** Task objective **
Show each line that has the string "this" in it.
#### Excerpted records
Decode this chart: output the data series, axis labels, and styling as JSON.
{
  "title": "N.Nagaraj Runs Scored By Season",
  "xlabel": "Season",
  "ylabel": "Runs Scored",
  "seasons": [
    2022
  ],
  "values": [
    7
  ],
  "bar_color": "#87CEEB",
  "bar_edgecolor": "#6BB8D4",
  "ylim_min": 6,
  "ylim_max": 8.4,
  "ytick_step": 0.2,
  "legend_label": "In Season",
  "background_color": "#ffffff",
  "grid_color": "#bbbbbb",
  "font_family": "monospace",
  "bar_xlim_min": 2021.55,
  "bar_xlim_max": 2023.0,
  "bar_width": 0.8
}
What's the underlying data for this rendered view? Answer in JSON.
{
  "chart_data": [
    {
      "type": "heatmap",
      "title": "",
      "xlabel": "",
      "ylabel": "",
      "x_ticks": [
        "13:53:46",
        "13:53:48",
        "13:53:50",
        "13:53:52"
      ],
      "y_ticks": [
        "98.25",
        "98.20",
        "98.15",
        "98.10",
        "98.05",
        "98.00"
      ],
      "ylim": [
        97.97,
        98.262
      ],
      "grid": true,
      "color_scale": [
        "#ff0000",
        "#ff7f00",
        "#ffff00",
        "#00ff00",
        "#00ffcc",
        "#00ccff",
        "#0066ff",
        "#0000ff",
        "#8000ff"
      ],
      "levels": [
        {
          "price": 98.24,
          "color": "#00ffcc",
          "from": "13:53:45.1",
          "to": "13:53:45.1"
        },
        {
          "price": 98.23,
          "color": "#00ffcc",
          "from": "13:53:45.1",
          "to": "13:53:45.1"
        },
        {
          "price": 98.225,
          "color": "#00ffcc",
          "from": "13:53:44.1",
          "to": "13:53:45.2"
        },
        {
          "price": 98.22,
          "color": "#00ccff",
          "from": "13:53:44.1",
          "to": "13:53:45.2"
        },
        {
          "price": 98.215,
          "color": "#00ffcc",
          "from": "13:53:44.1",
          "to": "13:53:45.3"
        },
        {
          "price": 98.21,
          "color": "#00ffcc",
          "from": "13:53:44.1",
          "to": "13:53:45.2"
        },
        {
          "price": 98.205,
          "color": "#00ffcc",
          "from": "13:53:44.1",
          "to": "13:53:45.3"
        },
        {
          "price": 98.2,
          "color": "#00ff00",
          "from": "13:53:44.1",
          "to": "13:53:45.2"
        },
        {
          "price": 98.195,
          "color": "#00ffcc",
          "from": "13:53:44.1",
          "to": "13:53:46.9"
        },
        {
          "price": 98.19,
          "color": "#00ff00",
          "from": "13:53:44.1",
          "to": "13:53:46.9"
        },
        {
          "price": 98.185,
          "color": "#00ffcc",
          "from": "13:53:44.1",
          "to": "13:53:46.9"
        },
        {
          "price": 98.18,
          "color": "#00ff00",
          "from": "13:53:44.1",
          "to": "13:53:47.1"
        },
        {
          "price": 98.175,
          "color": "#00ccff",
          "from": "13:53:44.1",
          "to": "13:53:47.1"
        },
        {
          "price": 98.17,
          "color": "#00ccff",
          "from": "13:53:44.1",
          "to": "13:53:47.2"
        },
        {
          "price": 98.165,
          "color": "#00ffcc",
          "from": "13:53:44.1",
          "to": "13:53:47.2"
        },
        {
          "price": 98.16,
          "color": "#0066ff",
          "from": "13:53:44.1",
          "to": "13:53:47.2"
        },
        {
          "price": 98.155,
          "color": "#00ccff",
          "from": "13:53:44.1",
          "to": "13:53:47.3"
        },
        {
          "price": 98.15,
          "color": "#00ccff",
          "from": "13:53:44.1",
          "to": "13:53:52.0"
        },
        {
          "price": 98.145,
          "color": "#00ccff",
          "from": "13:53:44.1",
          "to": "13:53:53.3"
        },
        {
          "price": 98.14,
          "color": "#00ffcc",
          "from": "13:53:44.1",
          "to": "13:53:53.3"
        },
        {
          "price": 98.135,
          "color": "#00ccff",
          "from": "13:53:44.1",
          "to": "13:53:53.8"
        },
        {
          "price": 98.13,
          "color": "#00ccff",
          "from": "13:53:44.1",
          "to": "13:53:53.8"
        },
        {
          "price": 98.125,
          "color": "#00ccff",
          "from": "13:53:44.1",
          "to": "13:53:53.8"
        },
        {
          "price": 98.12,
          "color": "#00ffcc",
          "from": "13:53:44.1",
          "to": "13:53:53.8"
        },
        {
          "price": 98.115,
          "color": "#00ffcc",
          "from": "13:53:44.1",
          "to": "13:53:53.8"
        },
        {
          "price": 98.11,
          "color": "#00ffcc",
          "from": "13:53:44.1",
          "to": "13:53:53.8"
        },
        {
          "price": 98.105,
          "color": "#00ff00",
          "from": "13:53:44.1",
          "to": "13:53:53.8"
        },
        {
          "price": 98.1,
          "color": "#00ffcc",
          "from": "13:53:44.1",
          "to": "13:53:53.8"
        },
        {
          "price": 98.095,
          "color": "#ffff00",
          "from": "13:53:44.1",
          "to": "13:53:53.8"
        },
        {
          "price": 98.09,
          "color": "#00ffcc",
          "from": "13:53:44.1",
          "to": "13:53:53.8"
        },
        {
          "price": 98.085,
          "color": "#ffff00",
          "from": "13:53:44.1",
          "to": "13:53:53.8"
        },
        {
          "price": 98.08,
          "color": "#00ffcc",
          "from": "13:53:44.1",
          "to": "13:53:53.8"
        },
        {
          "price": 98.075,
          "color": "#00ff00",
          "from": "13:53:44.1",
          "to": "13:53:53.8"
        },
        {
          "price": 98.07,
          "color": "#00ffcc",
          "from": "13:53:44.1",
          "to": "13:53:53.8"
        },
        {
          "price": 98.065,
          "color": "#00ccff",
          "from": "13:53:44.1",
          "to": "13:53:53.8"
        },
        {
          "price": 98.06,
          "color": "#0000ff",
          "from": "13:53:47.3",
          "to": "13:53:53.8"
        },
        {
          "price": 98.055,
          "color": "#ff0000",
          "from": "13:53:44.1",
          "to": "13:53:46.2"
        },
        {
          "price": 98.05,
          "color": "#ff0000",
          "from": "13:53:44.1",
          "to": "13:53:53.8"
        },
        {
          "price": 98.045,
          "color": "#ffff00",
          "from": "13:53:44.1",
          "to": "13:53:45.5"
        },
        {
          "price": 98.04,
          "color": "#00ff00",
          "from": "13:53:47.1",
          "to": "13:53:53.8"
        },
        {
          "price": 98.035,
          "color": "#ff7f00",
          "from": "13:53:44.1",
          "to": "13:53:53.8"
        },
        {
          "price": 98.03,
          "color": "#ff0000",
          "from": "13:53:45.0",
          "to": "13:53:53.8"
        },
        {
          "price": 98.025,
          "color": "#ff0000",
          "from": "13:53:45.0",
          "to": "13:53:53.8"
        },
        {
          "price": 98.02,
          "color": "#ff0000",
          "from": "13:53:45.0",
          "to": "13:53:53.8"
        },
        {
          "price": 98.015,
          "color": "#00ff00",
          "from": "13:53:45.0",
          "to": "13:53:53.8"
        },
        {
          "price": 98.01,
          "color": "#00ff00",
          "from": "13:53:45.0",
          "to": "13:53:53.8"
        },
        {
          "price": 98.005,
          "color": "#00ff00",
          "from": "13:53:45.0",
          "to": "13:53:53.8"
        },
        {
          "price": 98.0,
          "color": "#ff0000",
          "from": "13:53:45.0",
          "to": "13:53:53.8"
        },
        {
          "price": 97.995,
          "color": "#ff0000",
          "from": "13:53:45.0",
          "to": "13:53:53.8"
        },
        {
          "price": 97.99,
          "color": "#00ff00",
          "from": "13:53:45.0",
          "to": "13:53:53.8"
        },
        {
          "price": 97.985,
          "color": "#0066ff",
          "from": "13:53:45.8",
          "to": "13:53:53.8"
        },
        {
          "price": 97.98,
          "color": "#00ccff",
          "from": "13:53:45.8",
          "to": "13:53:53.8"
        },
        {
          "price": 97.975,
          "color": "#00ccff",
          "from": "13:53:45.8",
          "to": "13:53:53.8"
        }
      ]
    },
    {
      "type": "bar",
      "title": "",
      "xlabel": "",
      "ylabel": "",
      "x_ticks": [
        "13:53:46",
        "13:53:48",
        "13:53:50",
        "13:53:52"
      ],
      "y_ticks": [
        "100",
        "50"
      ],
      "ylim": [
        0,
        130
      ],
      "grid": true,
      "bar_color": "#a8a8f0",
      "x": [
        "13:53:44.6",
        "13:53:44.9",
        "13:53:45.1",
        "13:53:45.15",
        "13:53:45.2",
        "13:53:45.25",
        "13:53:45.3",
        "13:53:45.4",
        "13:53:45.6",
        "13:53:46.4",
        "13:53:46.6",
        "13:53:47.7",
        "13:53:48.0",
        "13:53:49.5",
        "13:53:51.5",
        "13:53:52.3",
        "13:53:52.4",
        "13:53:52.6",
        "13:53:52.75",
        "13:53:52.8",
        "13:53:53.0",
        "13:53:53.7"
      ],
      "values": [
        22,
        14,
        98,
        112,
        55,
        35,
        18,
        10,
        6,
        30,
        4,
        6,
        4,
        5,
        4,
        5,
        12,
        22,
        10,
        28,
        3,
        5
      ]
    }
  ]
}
########
** The answer **
Decode this chart: output the data series, axis labels, and styling as JSON.
What's the underlying data for this rendered view? Answer in JSON.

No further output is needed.